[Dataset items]
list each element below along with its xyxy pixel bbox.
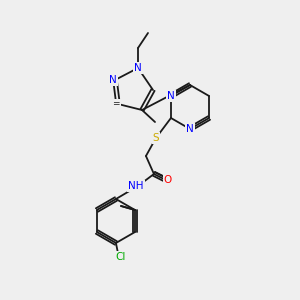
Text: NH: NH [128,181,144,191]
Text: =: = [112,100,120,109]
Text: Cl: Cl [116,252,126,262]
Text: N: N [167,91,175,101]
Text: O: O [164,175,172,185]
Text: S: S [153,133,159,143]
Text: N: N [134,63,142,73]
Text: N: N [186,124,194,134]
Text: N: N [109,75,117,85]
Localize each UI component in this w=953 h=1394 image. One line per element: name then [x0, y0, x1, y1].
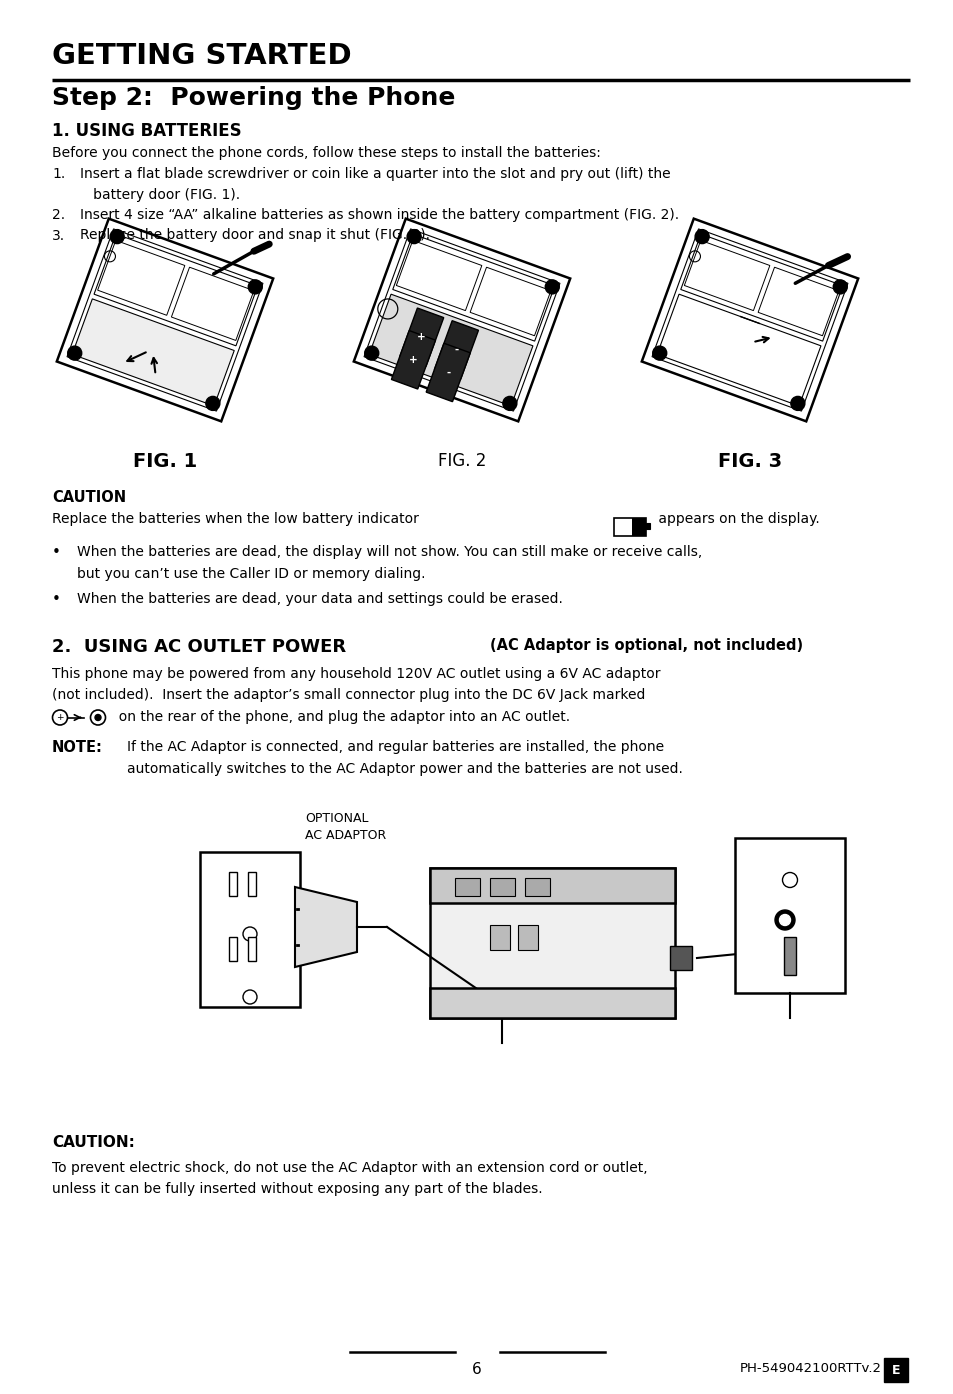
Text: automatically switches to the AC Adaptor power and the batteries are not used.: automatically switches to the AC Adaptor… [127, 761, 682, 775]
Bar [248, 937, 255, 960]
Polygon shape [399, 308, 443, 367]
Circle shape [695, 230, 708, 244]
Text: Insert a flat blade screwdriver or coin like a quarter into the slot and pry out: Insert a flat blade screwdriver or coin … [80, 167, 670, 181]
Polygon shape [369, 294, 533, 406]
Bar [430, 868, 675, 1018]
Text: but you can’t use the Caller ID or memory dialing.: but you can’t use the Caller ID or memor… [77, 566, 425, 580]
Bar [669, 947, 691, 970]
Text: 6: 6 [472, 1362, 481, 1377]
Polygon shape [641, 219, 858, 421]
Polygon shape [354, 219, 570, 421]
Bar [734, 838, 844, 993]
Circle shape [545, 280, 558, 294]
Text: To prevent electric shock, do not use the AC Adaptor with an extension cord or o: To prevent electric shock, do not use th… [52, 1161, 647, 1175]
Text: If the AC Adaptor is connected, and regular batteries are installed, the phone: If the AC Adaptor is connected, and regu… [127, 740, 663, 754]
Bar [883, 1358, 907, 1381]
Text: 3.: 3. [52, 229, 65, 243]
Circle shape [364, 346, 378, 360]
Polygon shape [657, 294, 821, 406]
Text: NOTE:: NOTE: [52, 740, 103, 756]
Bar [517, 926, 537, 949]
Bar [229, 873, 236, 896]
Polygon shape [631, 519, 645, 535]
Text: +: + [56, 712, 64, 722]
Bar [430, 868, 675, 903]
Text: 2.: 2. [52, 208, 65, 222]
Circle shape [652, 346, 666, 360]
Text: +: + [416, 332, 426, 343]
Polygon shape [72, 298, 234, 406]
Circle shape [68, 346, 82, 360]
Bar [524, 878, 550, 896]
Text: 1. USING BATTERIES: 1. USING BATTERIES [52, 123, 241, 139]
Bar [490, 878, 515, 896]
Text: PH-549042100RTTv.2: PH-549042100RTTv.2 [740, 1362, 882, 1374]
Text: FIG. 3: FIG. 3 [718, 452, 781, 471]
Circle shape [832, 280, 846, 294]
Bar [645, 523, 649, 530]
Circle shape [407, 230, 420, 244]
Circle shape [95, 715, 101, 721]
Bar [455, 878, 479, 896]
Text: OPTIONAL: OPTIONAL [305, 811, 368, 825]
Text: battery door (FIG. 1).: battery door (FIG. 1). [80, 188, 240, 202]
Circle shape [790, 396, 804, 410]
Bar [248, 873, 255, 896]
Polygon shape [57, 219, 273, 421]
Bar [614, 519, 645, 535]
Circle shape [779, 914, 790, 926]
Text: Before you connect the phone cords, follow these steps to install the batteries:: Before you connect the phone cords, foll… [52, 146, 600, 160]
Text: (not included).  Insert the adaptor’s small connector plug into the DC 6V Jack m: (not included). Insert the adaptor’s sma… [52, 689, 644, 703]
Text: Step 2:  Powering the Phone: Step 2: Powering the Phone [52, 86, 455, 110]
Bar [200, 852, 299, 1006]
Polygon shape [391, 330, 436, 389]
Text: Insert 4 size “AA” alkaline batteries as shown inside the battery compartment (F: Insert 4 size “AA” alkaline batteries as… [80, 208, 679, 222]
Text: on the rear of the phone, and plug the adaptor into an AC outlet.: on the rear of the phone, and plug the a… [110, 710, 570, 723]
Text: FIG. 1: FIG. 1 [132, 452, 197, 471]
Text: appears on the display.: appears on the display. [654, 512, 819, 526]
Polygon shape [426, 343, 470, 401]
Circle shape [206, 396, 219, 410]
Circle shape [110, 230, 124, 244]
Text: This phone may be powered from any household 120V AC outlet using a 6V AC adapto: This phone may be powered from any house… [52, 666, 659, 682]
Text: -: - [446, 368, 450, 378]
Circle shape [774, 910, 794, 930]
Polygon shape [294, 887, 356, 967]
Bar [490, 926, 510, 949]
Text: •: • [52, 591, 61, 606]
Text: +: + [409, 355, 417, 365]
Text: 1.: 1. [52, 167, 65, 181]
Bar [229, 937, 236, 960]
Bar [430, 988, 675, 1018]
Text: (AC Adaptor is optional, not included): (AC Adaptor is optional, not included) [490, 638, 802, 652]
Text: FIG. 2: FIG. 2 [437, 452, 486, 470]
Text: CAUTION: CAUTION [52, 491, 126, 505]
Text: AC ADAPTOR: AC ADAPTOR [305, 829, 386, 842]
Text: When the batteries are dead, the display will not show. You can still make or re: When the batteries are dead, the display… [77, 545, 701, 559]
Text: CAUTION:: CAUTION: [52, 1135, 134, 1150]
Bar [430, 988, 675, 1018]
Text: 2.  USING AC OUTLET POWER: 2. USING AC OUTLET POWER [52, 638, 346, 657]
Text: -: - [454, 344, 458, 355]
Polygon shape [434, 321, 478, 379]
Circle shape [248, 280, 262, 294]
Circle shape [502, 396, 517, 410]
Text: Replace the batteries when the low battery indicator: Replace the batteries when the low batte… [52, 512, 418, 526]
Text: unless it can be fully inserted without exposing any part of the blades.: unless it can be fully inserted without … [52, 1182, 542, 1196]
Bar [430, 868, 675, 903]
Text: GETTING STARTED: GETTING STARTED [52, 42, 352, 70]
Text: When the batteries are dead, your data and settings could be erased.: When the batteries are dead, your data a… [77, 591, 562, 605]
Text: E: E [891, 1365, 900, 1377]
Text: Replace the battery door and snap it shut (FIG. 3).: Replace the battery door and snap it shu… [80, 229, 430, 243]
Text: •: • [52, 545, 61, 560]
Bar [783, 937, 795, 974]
--
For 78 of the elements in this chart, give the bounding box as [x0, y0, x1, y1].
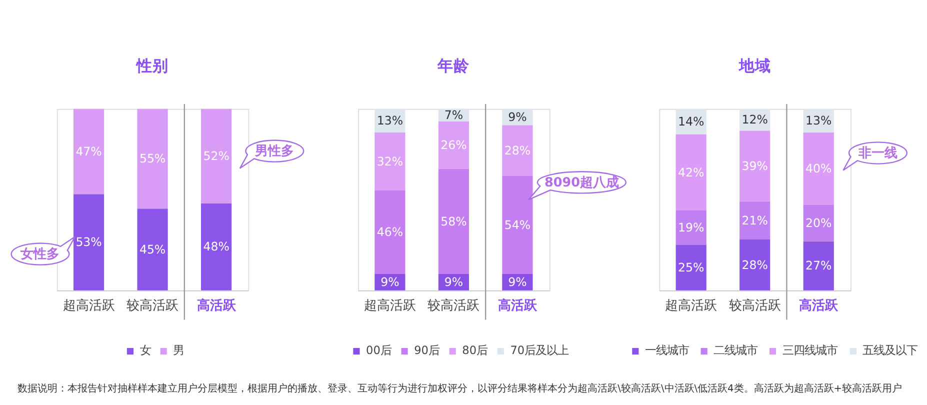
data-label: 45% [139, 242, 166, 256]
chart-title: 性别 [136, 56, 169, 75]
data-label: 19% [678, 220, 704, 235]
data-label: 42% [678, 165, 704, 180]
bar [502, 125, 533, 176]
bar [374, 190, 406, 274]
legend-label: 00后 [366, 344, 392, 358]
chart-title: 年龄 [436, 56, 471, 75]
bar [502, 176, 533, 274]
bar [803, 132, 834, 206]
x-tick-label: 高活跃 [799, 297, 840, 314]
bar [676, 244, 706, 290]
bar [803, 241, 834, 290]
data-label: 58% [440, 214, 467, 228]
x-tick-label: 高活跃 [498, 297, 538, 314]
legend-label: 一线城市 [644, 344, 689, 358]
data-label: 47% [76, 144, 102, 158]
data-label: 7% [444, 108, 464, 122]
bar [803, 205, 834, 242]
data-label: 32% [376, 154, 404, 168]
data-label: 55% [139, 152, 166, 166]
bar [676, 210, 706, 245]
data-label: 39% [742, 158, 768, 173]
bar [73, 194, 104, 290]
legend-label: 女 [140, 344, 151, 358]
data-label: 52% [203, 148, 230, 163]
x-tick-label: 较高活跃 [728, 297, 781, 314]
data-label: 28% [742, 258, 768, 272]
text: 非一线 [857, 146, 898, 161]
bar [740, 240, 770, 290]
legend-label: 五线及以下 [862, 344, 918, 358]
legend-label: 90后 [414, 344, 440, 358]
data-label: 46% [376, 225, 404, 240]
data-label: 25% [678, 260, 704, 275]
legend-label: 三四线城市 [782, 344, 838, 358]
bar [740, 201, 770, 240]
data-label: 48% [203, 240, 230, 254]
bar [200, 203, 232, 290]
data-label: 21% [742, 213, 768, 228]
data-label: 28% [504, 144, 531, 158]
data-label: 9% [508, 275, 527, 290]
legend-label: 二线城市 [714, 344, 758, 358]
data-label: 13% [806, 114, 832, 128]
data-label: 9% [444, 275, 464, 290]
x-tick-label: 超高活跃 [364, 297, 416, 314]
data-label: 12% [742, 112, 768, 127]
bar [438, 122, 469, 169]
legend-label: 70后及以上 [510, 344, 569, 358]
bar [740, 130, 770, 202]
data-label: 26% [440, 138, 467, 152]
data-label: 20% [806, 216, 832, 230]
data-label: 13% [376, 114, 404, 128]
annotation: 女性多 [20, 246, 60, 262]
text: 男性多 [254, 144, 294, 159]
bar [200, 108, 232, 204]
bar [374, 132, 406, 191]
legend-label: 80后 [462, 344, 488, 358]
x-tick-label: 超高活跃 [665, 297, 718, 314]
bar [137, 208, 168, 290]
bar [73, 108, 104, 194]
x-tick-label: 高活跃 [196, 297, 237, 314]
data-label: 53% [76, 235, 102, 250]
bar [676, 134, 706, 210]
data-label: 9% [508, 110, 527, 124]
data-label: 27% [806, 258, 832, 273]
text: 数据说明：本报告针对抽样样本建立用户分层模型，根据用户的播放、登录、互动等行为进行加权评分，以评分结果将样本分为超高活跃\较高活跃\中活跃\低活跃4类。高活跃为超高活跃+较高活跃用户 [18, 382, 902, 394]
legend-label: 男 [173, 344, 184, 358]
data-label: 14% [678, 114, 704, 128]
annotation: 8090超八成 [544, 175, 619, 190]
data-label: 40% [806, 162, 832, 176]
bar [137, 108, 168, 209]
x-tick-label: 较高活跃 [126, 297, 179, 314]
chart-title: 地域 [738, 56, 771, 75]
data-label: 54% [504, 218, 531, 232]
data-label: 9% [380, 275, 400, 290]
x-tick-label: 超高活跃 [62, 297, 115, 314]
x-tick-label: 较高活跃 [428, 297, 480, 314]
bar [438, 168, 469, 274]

■ Stated goal ■
Copy out the lines of the items above verbatim, from the line with "list each element" up to and including the line with "Localize each UI", leaving out the picture.

■ Full response ■
list each element below along with its xyxy pixel bbox.
Text: NH: NH [128,181,144,191]
Text: =: = [112,100,120,109]
Text: Cl: Cl [116,252,126,262]
Text: N: N [167,91,175,101]
Text: O: O [164,175,172,185]
Text: S: S [153,133,159,143]
Text: N: N [134,63,142,73]
Text: N: N [186,124,194,134]
Text: N: N [109,75,117,85]
Localize each UI component in this w=953 h=1394 image. One line per element: name then [x0, y0, x1, y1].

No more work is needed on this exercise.